======== Dataset extract ========

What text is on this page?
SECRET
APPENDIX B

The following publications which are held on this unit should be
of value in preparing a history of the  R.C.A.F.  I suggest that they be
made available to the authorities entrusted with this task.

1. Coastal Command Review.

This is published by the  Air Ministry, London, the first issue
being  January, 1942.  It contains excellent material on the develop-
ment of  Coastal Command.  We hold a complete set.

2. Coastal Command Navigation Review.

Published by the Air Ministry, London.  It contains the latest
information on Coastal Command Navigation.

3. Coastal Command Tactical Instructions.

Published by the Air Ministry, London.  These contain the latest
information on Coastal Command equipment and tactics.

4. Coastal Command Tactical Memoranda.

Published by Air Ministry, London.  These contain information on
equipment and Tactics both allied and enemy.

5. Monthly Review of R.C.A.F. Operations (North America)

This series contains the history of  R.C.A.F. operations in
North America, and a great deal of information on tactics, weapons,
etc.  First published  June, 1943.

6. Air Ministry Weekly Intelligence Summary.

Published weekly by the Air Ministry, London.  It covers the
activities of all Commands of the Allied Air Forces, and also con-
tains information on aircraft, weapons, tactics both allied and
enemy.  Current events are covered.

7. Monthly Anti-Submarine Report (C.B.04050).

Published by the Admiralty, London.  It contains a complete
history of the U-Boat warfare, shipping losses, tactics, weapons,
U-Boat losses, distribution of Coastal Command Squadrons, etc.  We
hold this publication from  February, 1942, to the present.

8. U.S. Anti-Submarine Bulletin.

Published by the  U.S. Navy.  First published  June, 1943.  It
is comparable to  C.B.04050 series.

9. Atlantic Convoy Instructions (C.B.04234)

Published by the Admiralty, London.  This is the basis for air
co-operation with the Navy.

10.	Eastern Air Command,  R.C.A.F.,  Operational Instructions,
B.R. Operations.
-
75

========

To be done:
Search the records for the word "latest", then list every line that has it.

Response to this task:
Published by the Air Ministry, London.  It contains the latest
Published by the Air Ministry, London.  These contain the latest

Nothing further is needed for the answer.